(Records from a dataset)
══════
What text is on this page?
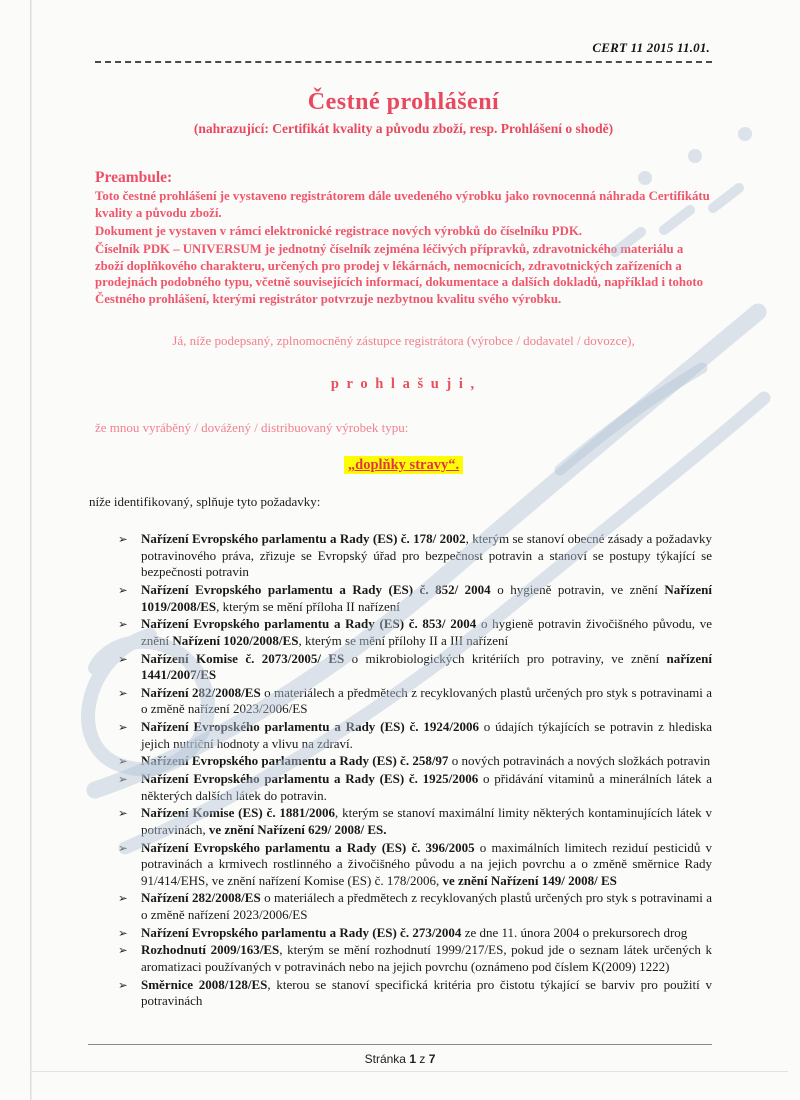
CERT 11 2015 11.01.
Čestné prohlášení
(nahrazující: Certifikát kvality a původu zboží, resp. Prohlášení o shodě)
Preambule:

Toto čestné prohlášení je vystaveno registrátorem dále uvedeného výrobku jako rovnocenná náhrada Certifikátu kvality a původu zboží.

Dokument je vystaven v rámci elektronické registrace nových výrobků do číselníku PDK.

Číselník PDK – UNIVERSUM je jednotný číselník zejména léčivých přípravků, zdravotnického materiálu a zboží doplňkového charakteru, určených pro prodej v lékárnách, nemocnicích, zdravotnických zařízeních a prodejnách podobného typu, včetně souvisejících informací, dokumentace a dalších dokladů, například i tohoto Čestného prohlášení, kterými registrátor potvrzuje nezbytnou kvalitu svého výrobku.

Já, níže podepsaný, zplnomocněný zástupce registrátora (výrobce / dodavatel / dovozce),

p r o h l a š u j i ,

že mnou vyráběný / dovážený / distribuovaný výrobek typu:

„doplňky stravy“.

níže identifikovaný, splňuje tyto požadavky:

➢	Nařízení Evropského parlamentu a Rady (ES) č. 178/ 2002, kterým se stanoví obecné zásady a požadavky potravinového práva, zřizuje se Evropský úřad pro bezpečnost potravin a stanoví se postupy týkající se bezpečnosti potravin
➢	Nařízení Evropského parlamentu a Rady (ES) č. 852/ 2004 o hygieně potravin, ve znění Nařízení 1019/2008/ES, kterým se mění příloha II nařízení
➢	Nařízení Evropského parlamentu a Rady (ES) č. 853/ 2004 o hygieně potravin živočišného původu, ve znění Nařízení 1020/2008/ES, kterým se mění přílohy II a III nařízení
➢	Nařízení Komise č. 2073/2005/ ES o mikrobiologických kritériích pro potraviny, ve znění nařízení 1441/2007/ES
➢	Nařízení 282/2008/ES o materiálech a předmětech z recyklovaných plastů určených pro styk s potravinami a o změně nařízení 2023/2006/ES
➢	Nařízení Evropského parlamentu a Rady (ES) č. 1924/2006 o údajích týkajících se potravin z hlediska jejich nutriční hodnoty a vlivu na zdraví.
➢	Nařízení Evropského parlamentu a Rady (ES) č. 258/97 o nových potravinách a nových složkách potravin
➢	Nařízení Evropského parlamentu a Rady (ES) č. 1925/2006 o přidávání vitaminů a minerálních látek a některých dalších látek do potravin.
➢	Nařízení Komise (ES) č. 1881/2006, kterým se stanoví maximální limity některých kontaminujících látek v potravinách, ve znění Nařízení 629/ 2008/ ES.
➢	Nařízení Evropského parlamentu a Rady (ES) č. 396/2005 o maximálních limitech reziduí pesticidů v potravinách a krmivech rostlinného a živočišného původu a na jejich povrchu a o změně směrnice Rady 91/414/EHS, ve znění nařízení Komise (ES) č. 178/2006, ve znění Nařízení 149/ 2008/ ES
➢	Nařízení 282/2008/ES o materiálech a předmětech z recyklovaných plastů určených pro styk s potravinami a o změně nařízení 2023/2006/ES
➢	Nařízení Evropského parlamentu a Rady (ES) č. 273/2004 ze dne 11. února 2004 o prekursorech drog
➢	Rozhodnutí 2009/163/ES, kterým se mění rozhodnutí 1999/217/ES, pokud jde o seznam látek určených k aromatizaci používaných v potravinách nebo na jejich povrchu (oznámeno pod číslem K(2009) 1222)
➢	Směrnice 2008/128/ES, kterou se stanoví specifická kritéria pro čistotu týkající se barviv pro použití v potravinách
Stránka 1 z 7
══════
■ **Task requirements**:
Omit the pictures. Output every record above word for word.

■ **Solution to this problem**:
What text is on this page?
CERT 11 2015 11.01.
Čestné prohlášení
(nahrazující: Certifikát kvality a původu zboží, resp. Prohlášení o shodě)
Preambule:

Toto čestné prohlášení je vystaveno registrátorem dále uvedeného výrobku jako rovnocenná náhrada Certifikátu kvality a původu zboží.

Dokument je vystaven v rámci elektronické registrace nových výrobků do číselníku PDK.

Číselník PDK – UNIVERSUM je jednotný číselník zejména léčivých přípravků, zdravotnického materiálu a zboží doplňkového charakteru, určených pro prodej v lékárnách, nemocnicích, zdravotnických zařízeních a prodejnách podobného typu, včetně souvisejících informací, dokumentace a dalších dokladů, například i tohoto Čestného prohlášení, kterými registrátor potvrzuje nezbytnou kvalitu svého výrobku.

Já, níže podepsaný, zplnomocněný zástupce registrátora (výrobce / dodavatel / dovozce),

p r o h l a š u j i ,

že mnou vyráběný / dovážený / distribuovaný výrobek typu:

„doplňky stravy“.

níže identifikovaný, splňuje tyto požadavky:

➢	Nařízení Evropského parlamentu a Rady (ES) č. 178/ 2002, kterým se stanoví obecné zásady a požadavky potravinového práva, zřizuje se Evropský úřad pro bezpečnost potravin a stanoví se postupy týkající se bezpečnosti potravin
➢	Nařízení Evropského parlamentu a Rady (ES) č. 852/ 2004 o hygieně potravin, ve znění Nařízení 1019/2008/ES, kterým se mění příloha II nařízení
➢	Nařízení Evropského parlamentu a Rady (ES) č. 853/ 2004 o hygieně potravin živočišného původu, ve znění Nařízení 1020/2008/ES, kterým se mění přílohy II a III nařízení
➢	Nařízení Komise č. 2073/2005/ ES o mikrobiologických kritériích pro potraviny, ve znění nařízení 1441/2007/ES
➢	Nařízení 282/2008/ES o materiálech a předmětech z recyklovaných plastů určených pro styk s potravinami a o změně nařízení 2023/2006/ES
➢	Nařízení Evropského parlamentu a Rady (ES) č. 1924/2006 o údajích týkajících se potravin z hlediska jejich nutriční hodnoty a vlivu na zdraví.
➢	Nařízení Evropského parlamentu a Rady (ES) č. 258/97 o nových potravinách a nových složkách potravin
➢	Nařízení Evropského parlamentu a Rady (ES) č. 1925/2006 o přidávání vitaminů a minerálních látek a některých dalších látek do potravin.
➢	Nařízení Komise (ES) č. 1881/2006, kterým se stanoví maximální limity některých kontaminujících látek v potravinách, ve znění Nařízení 629/ 2008/ ES.
➢	Nařízení Evropského parlamentu a Rady (ES) č. 396/2005 o maximálních limitech reziduí pesticidů v potravinách a krmivech rostlinného a živočišného původu a na jejich povrchu a o změně směrnice Rady 91/414/EHS, ve znění nařízení Komise (ES) č. 178/2006, ve znění Nařízení 149/ 2008/ ES
➢	Nařízení 282/2008/ES o materiálech a předmětech z recyklovaných plastů určených pro styk s potravinami a o změně nařízení 2023/2006/ES
➢	Nařízení Evropského parlamentu a Rady (ES) č. 273/2004 ze dne 11. února 2004 o prekursorech drog
➢	Rozhodnutí 2009/163/ES, kterým se mění rozhodnutí 1999/217/ES, pokud jde o seznam látek určených k aromatizaci používaných v potravinách nebo na jejich povrchu (oznámeno pod číslem K(2009) 1222)
➢	Směrnice 2008/128/ES, kterou se stanoví specifická kritéria pro čistotu týkající se barviv pro použití v potravinách
Stránka 1 z 7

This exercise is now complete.